Written task:
Copy the lines holding the word "marchandises", all of them.

Data in this exercise:
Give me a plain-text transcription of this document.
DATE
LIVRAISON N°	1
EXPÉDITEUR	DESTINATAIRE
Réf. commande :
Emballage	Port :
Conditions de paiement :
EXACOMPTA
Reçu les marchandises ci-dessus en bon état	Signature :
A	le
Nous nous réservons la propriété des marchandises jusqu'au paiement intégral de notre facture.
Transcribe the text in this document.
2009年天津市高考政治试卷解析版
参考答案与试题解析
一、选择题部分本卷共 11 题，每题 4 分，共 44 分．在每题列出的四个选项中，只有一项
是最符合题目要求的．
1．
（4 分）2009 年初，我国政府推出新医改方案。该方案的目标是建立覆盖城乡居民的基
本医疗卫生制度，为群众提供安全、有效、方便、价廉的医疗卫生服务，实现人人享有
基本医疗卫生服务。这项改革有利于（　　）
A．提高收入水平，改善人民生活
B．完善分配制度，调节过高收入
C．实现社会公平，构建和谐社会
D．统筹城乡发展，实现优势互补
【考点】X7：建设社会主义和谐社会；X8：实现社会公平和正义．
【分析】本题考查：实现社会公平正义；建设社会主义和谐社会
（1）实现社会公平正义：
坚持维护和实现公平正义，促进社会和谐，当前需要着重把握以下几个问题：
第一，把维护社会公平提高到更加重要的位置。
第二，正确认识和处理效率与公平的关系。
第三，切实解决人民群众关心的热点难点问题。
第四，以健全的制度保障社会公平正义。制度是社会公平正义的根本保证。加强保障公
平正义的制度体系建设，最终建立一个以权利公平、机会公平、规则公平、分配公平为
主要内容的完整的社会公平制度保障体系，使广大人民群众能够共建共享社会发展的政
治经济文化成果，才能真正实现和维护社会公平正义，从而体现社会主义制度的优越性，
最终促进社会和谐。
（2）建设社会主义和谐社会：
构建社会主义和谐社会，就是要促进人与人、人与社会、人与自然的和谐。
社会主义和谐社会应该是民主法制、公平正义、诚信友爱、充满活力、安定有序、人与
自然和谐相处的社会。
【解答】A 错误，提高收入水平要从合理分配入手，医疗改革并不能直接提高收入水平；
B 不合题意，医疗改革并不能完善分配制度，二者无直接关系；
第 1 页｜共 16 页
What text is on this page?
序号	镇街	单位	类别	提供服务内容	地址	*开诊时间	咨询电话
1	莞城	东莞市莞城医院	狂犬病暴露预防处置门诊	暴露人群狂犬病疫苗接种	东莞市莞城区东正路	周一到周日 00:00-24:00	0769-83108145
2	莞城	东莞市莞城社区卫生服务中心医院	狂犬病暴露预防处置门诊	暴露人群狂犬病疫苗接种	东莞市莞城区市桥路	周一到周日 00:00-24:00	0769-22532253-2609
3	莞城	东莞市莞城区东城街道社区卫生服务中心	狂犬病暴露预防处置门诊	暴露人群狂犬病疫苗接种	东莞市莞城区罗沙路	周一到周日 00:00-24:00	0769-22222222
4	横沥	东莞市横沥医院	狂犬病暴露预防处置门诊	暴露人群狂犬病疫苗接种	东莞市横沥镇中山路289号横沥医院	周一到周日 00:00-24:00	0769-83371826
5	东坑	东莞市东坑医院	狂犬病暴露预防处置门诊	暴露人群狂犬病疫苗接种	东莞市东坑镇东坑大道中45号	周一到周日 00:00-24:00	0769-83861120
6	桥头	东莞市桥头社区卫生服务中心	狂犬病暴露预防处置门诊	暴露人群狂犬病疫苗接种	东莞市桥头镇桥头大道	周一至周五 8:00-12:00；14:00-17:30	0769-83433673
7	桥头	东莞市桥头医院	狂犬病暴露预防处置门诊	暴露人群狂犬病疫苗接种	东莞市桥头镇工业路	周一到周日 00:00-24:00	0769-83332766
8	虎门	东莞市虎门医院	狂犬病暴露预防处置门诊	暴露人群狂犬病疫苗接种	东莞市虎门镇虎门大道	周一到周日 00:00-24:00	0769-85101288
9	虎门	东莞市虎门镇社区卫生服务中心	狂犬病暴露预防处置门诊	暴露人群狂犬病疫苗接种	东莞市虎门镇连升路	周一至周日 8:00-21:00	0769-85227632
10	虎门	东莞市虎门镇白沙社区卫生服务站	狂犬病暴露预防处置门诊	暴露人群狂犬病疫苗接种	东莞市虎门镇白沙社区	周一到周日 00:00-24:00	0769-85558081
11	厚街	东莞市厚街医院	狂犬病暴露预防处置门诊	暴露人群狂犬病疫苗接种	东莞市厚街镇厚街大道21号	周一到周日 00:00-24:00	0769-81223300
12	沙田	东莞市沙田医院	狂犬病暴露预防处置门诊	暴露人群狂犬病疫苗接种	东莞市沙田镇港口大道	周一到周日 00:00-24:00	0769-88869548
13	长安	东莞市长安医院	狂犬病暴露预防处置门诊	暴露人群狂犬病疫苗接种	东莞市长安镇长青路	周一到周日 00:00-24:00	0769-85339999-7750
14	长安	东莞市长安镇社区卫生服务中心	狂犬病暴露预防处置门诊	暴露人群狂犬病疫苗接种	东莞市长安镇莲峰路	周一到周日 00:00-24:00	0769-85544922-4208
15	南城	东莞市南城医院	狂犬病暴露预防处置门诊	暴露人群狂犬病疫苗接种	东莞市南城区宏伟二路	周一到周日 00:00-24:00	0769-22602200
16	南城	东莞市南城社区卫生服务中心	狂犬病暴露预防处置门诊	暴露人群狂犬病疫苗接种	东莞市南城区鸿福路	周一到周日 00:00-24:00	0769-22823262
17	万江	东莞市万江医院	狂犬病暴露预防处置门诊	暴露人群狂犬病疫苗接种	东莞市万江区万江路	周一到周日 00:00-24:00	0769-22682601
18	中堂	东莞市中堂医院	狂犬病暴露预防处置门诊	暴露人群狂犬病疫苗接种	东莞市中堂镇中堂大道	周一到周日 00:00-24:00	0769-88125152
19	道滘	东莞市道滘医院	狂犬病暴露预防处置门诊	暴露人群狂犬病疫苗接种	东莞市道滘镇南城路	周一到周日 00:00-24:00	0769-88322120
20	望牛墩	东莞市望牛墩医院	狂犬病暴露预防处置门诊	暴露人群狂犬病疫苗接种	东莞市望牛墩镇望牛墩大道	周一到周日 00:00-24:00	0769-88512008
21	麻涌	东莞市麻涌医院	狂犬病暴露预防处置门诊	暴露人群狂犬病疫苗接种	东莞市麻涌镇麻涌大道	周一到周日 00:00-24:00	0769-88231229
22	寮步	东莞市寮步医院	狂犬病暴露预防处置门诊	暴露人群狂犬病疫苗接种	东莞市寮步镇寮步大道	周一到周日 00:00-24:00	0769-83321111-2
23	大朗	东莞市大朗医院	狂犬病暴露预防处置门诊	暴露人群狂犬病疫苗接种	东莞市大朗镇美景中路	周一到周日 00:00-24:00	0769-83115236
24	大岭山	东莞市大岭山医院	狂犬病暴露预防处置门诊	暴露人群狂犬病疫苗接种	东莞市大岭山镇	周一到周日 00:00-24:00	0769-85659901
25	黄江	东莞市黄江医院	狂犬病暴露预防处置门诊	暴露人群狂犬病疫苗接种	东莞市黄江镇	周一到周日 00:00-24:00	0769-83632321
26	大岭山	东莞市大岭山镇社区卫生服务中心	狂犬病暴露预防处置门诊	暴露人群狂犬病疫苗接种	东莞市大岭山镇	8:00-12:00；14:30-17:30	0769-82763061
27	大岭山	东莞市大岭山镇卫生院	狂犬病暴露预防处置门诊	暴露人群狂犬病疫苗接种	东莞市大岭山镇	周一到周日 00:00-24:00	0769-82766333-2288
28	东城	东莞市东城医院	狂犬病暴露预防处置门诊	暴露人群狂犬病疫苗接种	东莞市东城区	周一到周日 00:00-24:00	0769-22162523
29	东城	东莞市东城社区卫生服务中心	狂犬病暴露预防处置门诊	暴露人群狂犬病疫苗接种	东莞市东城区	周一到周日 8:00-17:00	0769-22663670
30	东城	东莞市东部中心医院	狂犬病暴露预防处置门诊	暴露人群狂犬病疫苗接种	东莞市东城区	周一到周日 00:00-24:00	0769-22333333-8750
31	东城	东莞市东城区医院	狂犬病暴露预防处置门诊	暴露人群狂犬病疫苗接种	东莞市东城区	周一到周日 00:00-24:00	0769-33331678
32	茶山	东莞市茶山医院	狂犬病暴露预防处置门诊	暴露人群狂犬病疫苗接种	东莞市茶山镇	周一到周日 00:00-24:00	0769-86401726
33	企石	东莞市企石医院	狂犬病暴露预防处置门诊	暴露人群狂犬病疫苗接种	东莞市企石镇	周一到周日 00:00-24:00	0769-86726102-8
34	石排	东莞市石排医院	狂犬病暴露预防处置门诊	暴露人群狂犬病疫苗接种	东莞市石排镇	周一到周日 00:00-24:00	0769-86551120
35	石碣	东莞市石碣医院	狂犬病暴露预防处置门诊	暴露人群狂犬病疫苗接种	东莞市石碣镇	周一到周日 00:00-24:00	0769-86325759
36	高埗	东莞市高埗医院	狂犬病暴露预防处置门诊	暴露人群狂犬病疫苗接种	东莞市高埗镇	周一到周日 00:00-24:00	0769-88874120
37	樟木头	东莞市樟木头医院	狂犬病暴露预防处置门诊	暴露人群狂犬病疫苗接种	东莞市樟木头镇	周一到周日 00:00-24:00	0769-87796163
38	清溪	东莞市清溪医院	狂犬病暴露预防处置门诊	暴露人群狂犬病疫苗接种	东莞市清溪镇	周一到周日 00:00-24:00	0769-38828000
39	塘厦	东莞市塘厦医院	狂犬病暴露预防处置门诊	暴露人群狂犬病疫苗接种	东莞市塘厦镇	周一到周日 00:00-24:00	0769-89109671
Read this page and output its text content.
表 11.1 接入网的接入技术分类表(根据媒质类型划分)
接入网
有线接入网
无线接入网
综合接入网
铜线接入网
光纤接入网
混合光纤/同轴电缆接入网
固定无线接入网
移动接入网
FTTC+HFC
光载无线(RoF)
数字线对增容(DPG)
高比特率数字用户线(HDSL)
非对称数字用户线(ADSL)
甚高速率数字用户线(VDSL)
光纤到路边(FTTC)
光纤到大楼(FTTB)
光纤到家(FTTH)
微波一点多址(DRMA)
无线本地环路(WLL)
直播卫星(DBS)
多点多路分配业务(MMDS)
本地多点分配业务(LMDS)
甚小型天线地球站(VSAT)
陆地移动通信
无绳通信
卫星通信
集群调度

Expected answer:
Reçu les marchandises ci-dessus en bon état	Signature :
Nous nous réservons la propriété des marchandises jusqu'au paiement intégral de notre facture.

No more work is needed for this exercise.